**What you are asked to do:**
Copy the data below without changes, from the line with "new-tab-icon[interactable]: + —" up to and including the line with "display-name-error: Enter a".

**Supplied records:**
***

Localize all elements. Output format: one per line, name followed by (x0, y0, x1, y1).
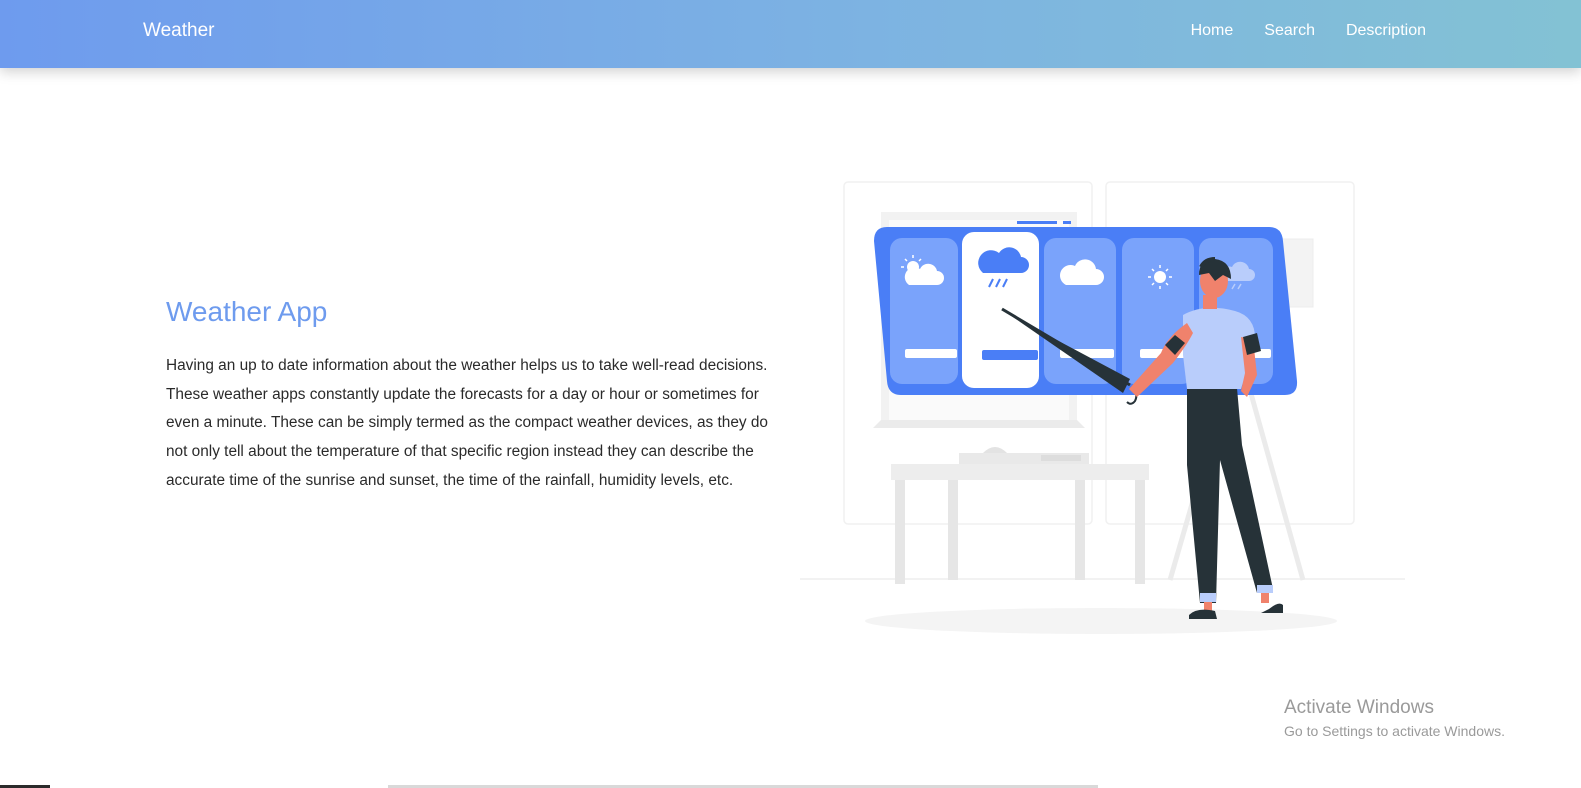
weather-illustration (800, 181, 1405, 634)
nav-description-link[interactable]: Description (1346, 22, 1426, 40)
navbar: Weather Home Search Description (0, 0, 1581, 68)
nav-search-link[interactable]: Search (1264, 22, 1315, 40)
nav-home-link[interactable]: Home (1191, 22, 1234, 40)
brand-link[interactable]: Weather (143, 20, 214, 42)
hero-description: Having an up to date information about t… (166, 357, 768, 489)
windows-activation-watermark: Activate Windows Go to Settings to activ… (1284, 697, 1505, 739)
watermark-title: Activate Windows (1284, 697, 1434, 718)
weather-card-1 (890, 238, 958, 384)
table-top (891, 464, 1149, 480)
hero-title: Weather App (166, 296, 328, 327)
nav-links: Home Search Description (1191, 22, 1426, 40)
watermark-subtitle: Go to Settings to activate Windows. (1284, 723, 1505, 739)
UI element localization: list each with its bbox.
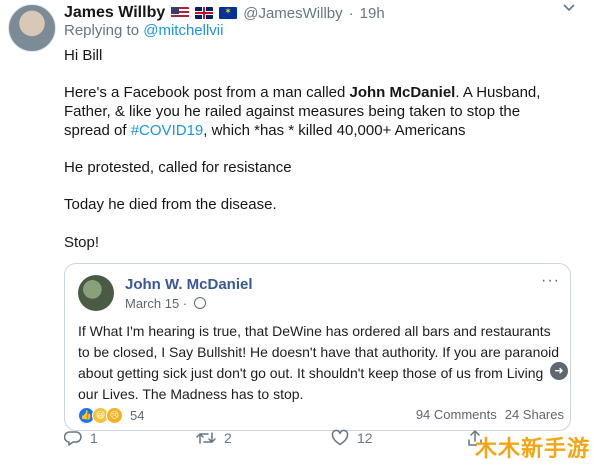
tweet-time[interactable]: 19h [360, 5, 385, 22]
fb-date-text: March 15 · [125, 296, 191, 311]
intro-bold-name: John McDaniel [349, 84, 456, 101]
retweet-button[interactable]: 2 [196, 429, 232, 447]
fb-comments: 94 Comments [415, 407, 497, 422]
tweet-header: James Willby @JamesWillby · 19h [64, 2, 385, 24]
globe-icon [193, 297, 206, 309]
like-button[interactable]: 12 [331, 429, 373, 447]
hashtag-link[interactable]: #COVID19 [131, 122, 204, 139]
uk-flag-icon [195, 7, 214, 19]
fb-avatar [78, 275, 114, 311]
retweet-count: 2 [224, 430, 232, 446]
paragraph-stop: Stop! [64, 234, 100, 251]
fb-more-icon: ··· [541, 272, 560, 289]
eu-flag-icon [219, 6, 238, 19]
us-flag-icon [171, 7, 190, 19]
avatar[interactable] [8, 4, 56, 52]
intro-text-c: , which *has * killed 40,000+ Americans [203, 122, 466, 139]
fb-reactions: 👍 😆 😢 54 [78, 407, 144, 424]
watermark: 木木新手游 [474, 437, 590, 462]
author-handle[interactable]: @JamesWillby [243, 5, 342, 22]
retweet-icon [196, 432, 216, 444]
fb-date: March 15 · [125, 296, 206, 311]
replying-to: Replying to @mitchellvii [64, 22, 223, 39]
paragraph-intro: Here's a Facebook post from a man called… [64, 83, 569, 140]
arrow-right-icon: ➜ [550, 362, 568, 380]
paragraph-protested: He protested, called for resistance [64, 159, 292, 176]
reply-icon [64, 431, 82, 446]
sad-reaction-icon: 😢 [106, 407, 123, 424]
facebook-post-card[interactable]: John W. McDaniel March 15 · ··· If What … [64, 263, 571, 431]
chevron-down-icon[interactable] [562, 0, 576, 17]
author-name[interactable]: James Willby [64, 4, 165, 22]
fb-author-name: John W. McDaniel [125, 276, 253, 293]
tweet: James Willby @JamesWillby · 19h Replying… [0, 0, 594, 467]
fb-shares: 24 Shares [504, 407, 564, 422]
fb-reaction-count: 54 [130, 408, 145, 423]
separator-dot: · [348, 4, 354, 22]
fb-post-text: If What I'm hearing is true, that DeWine… [78, 323, 560, 402]
reply-button[interactable]: 1 [64, 429, 98, 447]
reply-prefix: Replying to [64, 22, 144, 39]
heart-icon [331, 429, 349, 446]
paragraph-died: Today he died from the disease. [64, 196, 277, 213]
intro-text-a: Here's a Facebook post from a man called [64, 84, 350, 101]
greeting: Hi Bill [64, 47, 103, 64]
fb-stats: 94 Comments 24 Shares [416, 407, 564, 422]
like-count: 12 [357, 430, 373, 446]
reply-mention[interactable]: @mitchellvii [143, 22, 223, 39]
reply-count: 1 [90, 430, 98, 446]
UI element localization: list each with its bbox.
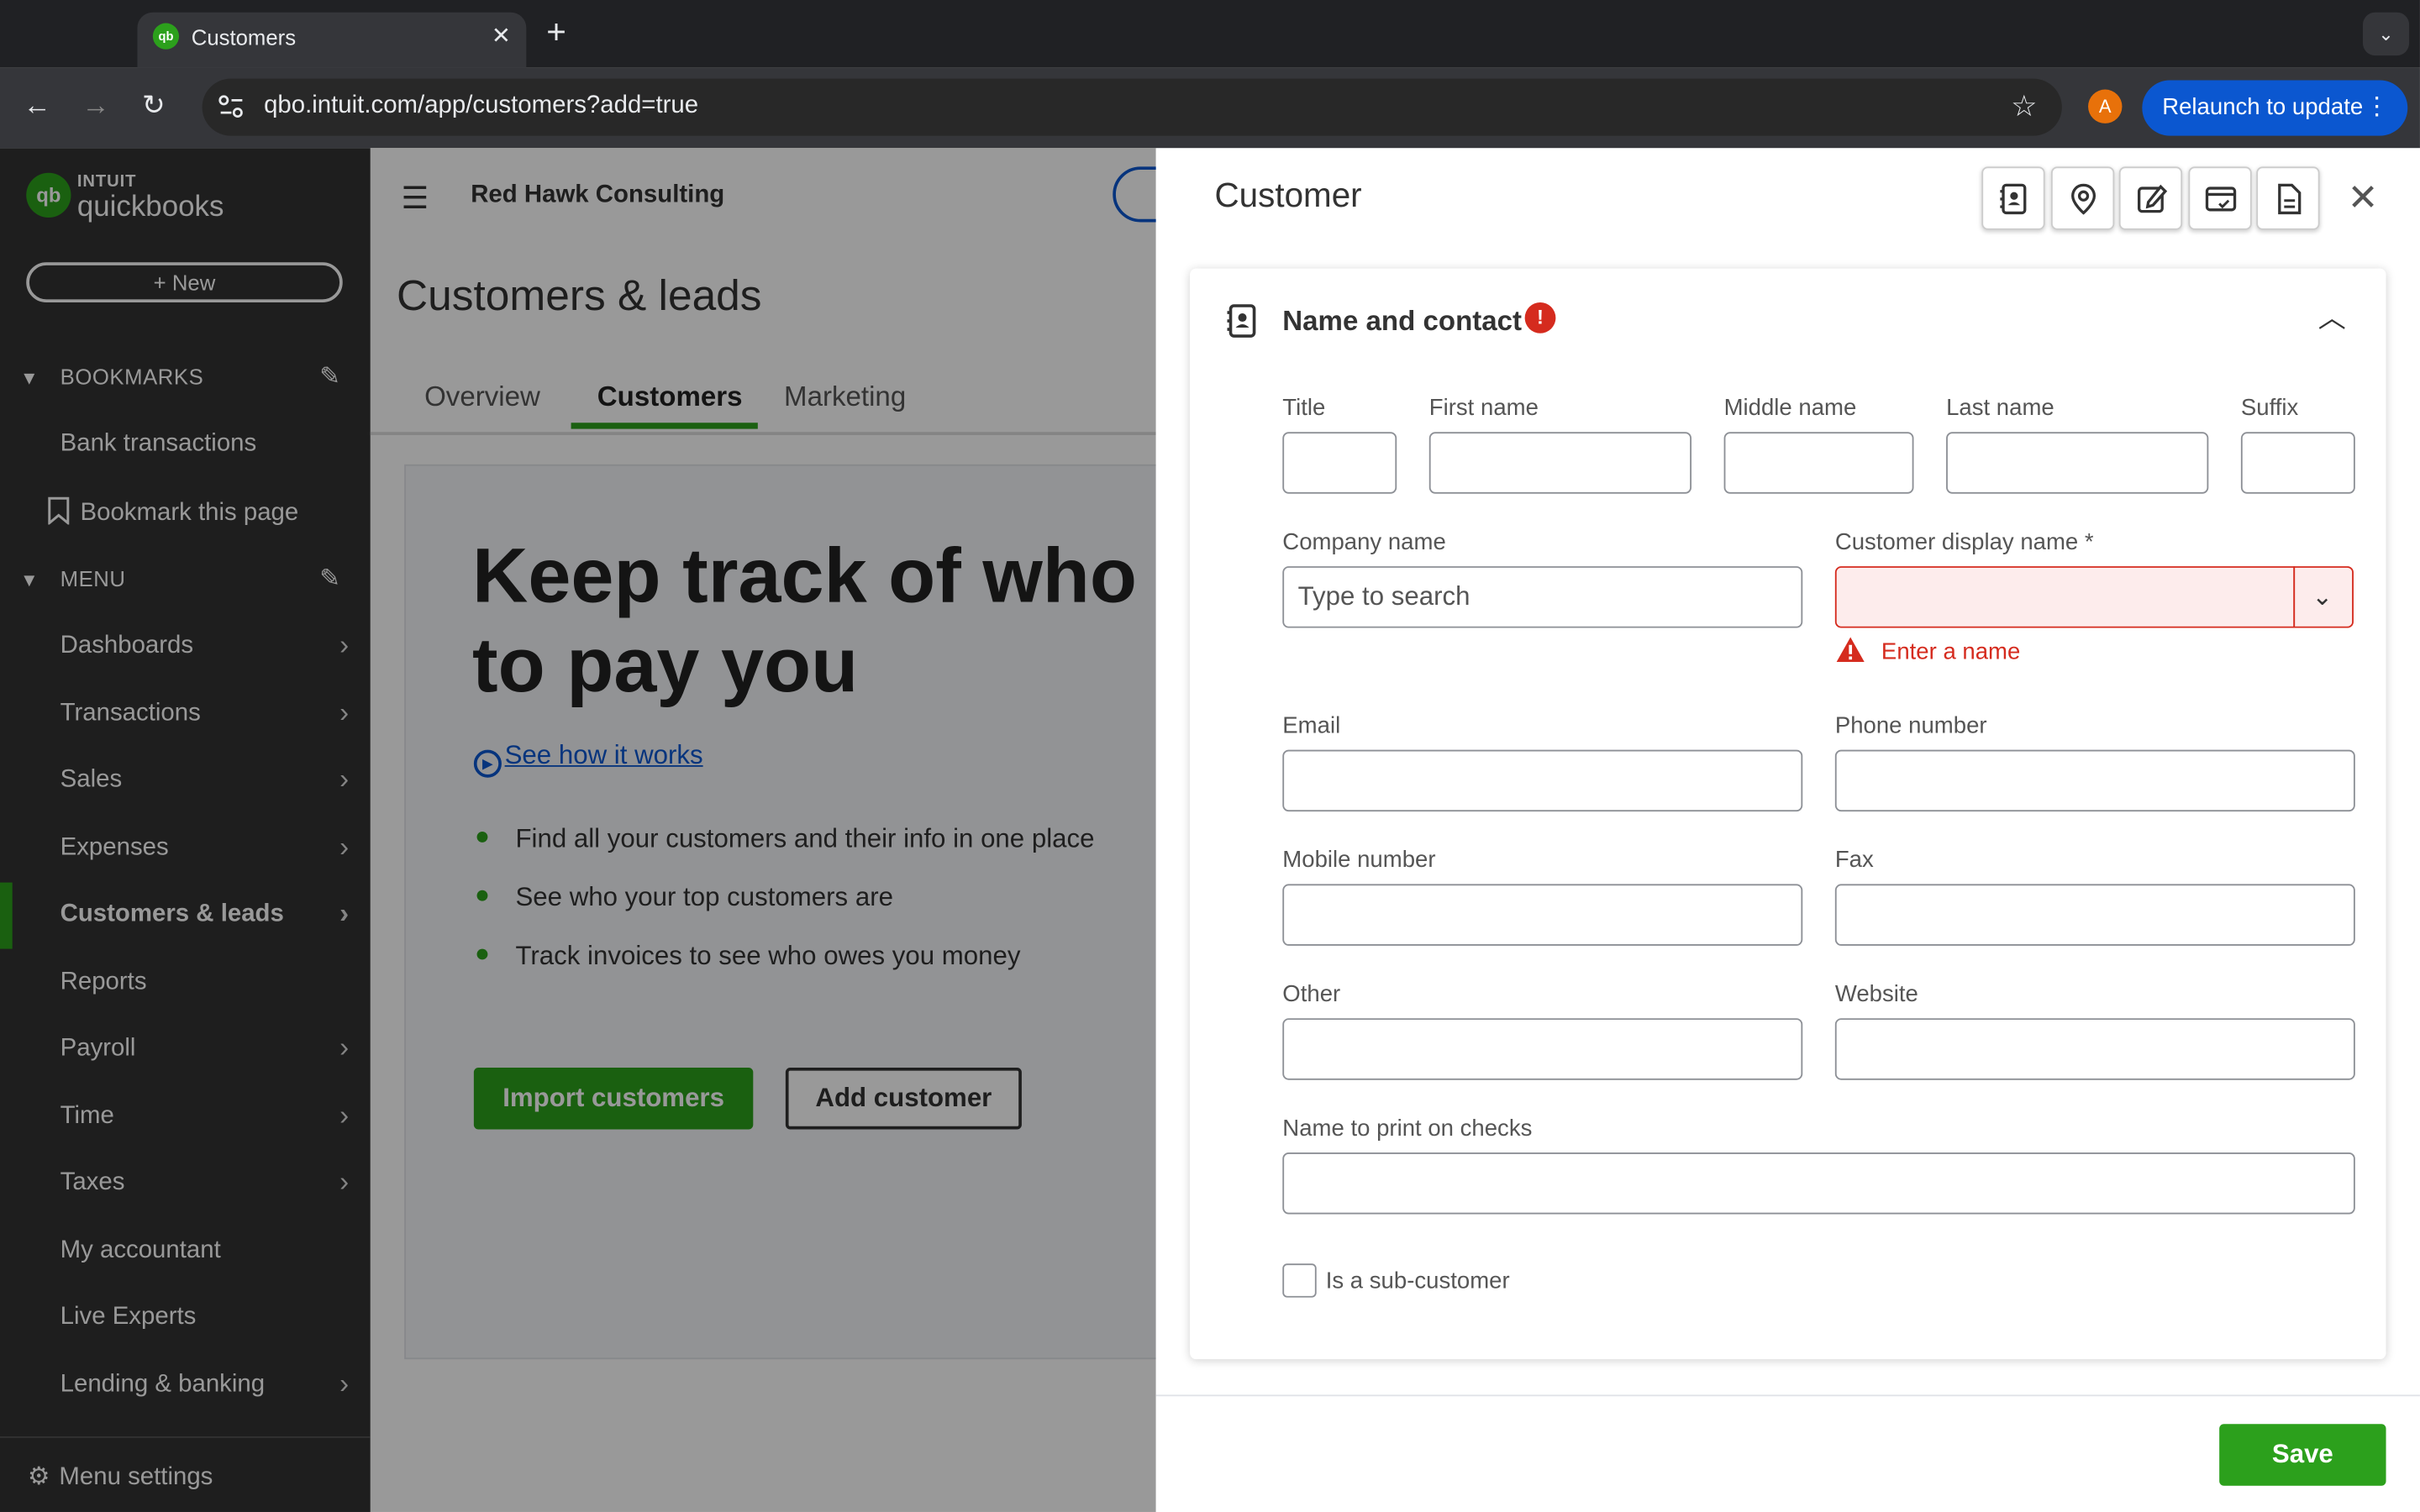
new-tab-icon[interactable]: + — [546, 14, 566, 49]
document-icon — [2278, 183, 2302, 215]
bookmark-star-icon[interactable]: ☆ — [2011, 90, 2037, 125]
tab-title: Customers — [191, 24, 297, 50]
location-pin-icon — [2071, 183, 2096, 215]
chevron-up-icon[interactable]: ︿ — [2318, 297, 2346, 337]
suffix-label: Suffix — [2240, 395, 2299, 422]
mobile-label: Mobile number — [1282, 847, 1436, 874]
email-field[interactable] — [1282, 749, 1803, 812]
contact-card-icon — [2000, 183, 2027, 215]
customer-drawer: Customer ✕ Name and contact ! ︿ Title Fi… — [1155, 148, 2420, 1512]
display-name-field[interactable] — [1834, 566, 2296, 628]
suffix-field[interactable] — [2240, 432, 2355, 494]
display-name-label: Customer display name * — [1834, 528, 2094, 556]
site-info-icon[interactable] — [218, 94, 245, 118]
contact-card-icon — [1224, 302, 1261, 339]
other-label: Other — [1282, 981, 1341, 1008]
back-arrow-icon[interactable]: ← — [24, 90, 51, 121]
additional-info-section-button[interactable] — [2256, 166, 2320, 230]
more-vert-icon[interactable]: ⋮ — [2365, 81, 2389, 136]
warning-triangle-icon — [1835, 636, 1866, 665]
drawer-footer-divider — [1155, 1394, 2420, 1397]
error-alert-icon: ! — [1524, 302, 1556, 333]
browser-toolbar: ← → ↻ qbo.intuit.com/app/customers?add=t… — [0, 67, 2420, 149]
company-name-field[interactable] — [1282, 566, 1803, 628]
reload-icon[interactable]: ↻ — [142, 90, 166, 121]
phone-field[interactable] — [1834, 749, 2355, 812]
fax-label: Fax — [1834, 847, 1874, 874]
print-name-label: Name to print on checks — [1282, 1115, 1533, 1142]
other-field[interactable] — [1282, 1018, 1803, 1080]
last-name-label: Last name — [1946, 395, 2054, 422]
website-label: Website — [1834, 981, 1918, 1008]
tab-search-chevron-icon[interactable]: ⌄ — [2362, 12, 2410, 56]
display-name-error: Enter a name — [1835, 636, 2021, 665]
middle-name-field[interactable] — [1723, 432, 1914, 494]
chevron-down-icon: ⌄ — [2312, 585, 2333, 612]
email-label: Email — [1282, 712, 1341, 739]
mobile-field[interactable] — [1282, 884, 1803, 946]
section-title: Name and contact — [1282, 305, 1523, 337]
print-name-field[interactable] — [1282, 1152, 2355, 1215]
last-name-field[interactable] — [1946, 432, 2209, 494]
sub-customer-checkbox[interactable] — [1282, 1263, 1317, 1298]
modal-backdrop[interactable] — [0, 148, 1156, 1512]
website-field[interactable] — [1834, 1018, 2355, 1080]
address-section-button[interactable] — [2050, 166, 2115, 230]
company-name-label: Company name — [1282, 528, 1446, 556]
profile-avatar[interactable]: A — [2088, 89, 2123, 123]
title-field[interactable] — [1282, 432, 1397, 494]
forward-arrow-icon[interactable]: → — [82, 90, 109, 121]
fax-field[interactable] — [1834, 884, 2355, 946]
first-name-field[interactable] — [1428, 432, 1692, 494]
close-icon[interactable]: ✕ — [2348, 176, 2379, 220]
address-bar[interactable]: qbo.intuit.com/app/customers?add=true ☆ — [202, 78, 2062, 136]
phone-label: Phone number — [1834, 712, 1987, 739]
title-label: Title — [1282, 395, 1326, 422]
name-and-contact-section: Name and contact ! ︿ Title First name Mi… — [1190, 268, 2386, 1360]
error-text: Enter a name — [1881, 638, 2021, 665]
relaunch-label: Relaunch to update — [2162, 94, 2364, 121]
tab-close-icon[interactable]: ✕ — [492, 22, 511, 50]
quickbooks-favicon-icon: qb — [152, 23, 180, 50]
browser-tab[interactable]: qb Customers ✕ — [137, 12, 527, 68]
drawer-title: Customer — [1214, 176, 1362, 215]
first-name-label: First name — [1428, 395, 1539, 422]
payments-section-button[interactable] — [2188, 166, 2252, 230]
middle-name-label: Middle name — [1723, 395, 1857, 422]
sub-customer-label: Is a sub-customer — [1325, 1268, 1510, 1294]
payment-card-icon — [2205, 186, 2237, 212]
relaunch-button[interactable]: Relaunch to update ⋮ — [2142, 80, 2408, 136]
save-button[interactable]: Save — [2219, 1424, 2386, 1486]
edit-note-icon — [2138, 184, 2168, 213]
url-text: qbo.intuit.com/app/customers?add=true — [264, 92, 699, 119]
contact-section-button[interactable] — [1981, 166, 2045, 230]
notes-section-button[interactable] — [2118, 166, 2183, 230]
display-name-dropdown-button[interactable]: ⌄ — [2293, 566, 2354, 628]
browser-tab-bar: qb Customers ✕ + ⌄ — [0, 0, 2420, 68]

***

**Full output:**
new-tab-icon[interactable]: + — [546, 14, 566, 49]
document-icon — [2278, 183, 2302, 215]
bookmark-star-icon[interactable]: ☆ — [2011, 90, 2037, 125]
tab-title: Customers — [191, 24, 297, 50]
location-pin-icon — [2071, 183, 2096, 215]
chevron-up-icon[interactable]: ︿ — [2318, 297, 2346, 337]
suffix-label: Suffix — [2240, 395, 2299, 422]
mobile-label: Mobile number — [1282, 847, 1436, 874]
email-field[interactable] — [1282, 749, 1803, 812]
contact-card-icon — [2000, 183, 2027, 215]
customer-drawer: Customer ✕ Name and contact ! ︿ Title Fi… — [1155, 148, 2420, 1512]
display-name-field[interactable] — [1834, 566, 2296, 628]
suffix-field[interactable] — [2240, 432, 2355, 494]
display-name-label: Customer display name * — [1834, 528, 2094, 556]
site-info-icon[interactable] — [218, 94, 245, 118]
contact-card-icon — [1224, 302, 1261, 339]
other-label: Other — [1282, 981, 1341, 1008]
back-arrow-icon[interactable]: ← — [24, 90, 51, 121]
additional-info-section-button[interactable] — [2256, 166, 2320, 230]
more-vert-icon[interactable]: ⋮ — [2365, 81, 2389, 136]
warning-triangle-icon — [1835, 636, 1866, 665]
drawer-footer-divider — [1155, 1394, 2420, 1397]
error-alert-icon: ! — [1524, 302, 1556, 333]
browser-toolbar: ← → ↻ qbo.intuit.com/app/customers?add=t… — [0, 67, 2420, 149]
company-name-field[interactable] — [1282, 566, 1803, 628]
reload-icon[interactable]: ↻ — [142, 90, 166, 121]
phone-field[interactable] — [1834, 749, 2355, 812]
fax-label: Fax — [1834, 847, 1874, 874]
print-name-label: Name to print on checks — [1282, 1115, 1533, 1142]
other-field[interactable] — [1282, 1018, 1803, 1080]
last-name-label: Last name — [1946, 395, 2054, 422]
website-label: Website — [1834, 981, 1918, 1008]
tab-search-chevron-icon[interactable]: ⌄ — [2362, 12, 2410, 56]
display-name-error: Enter a name — [1835, 636, 2021, 665]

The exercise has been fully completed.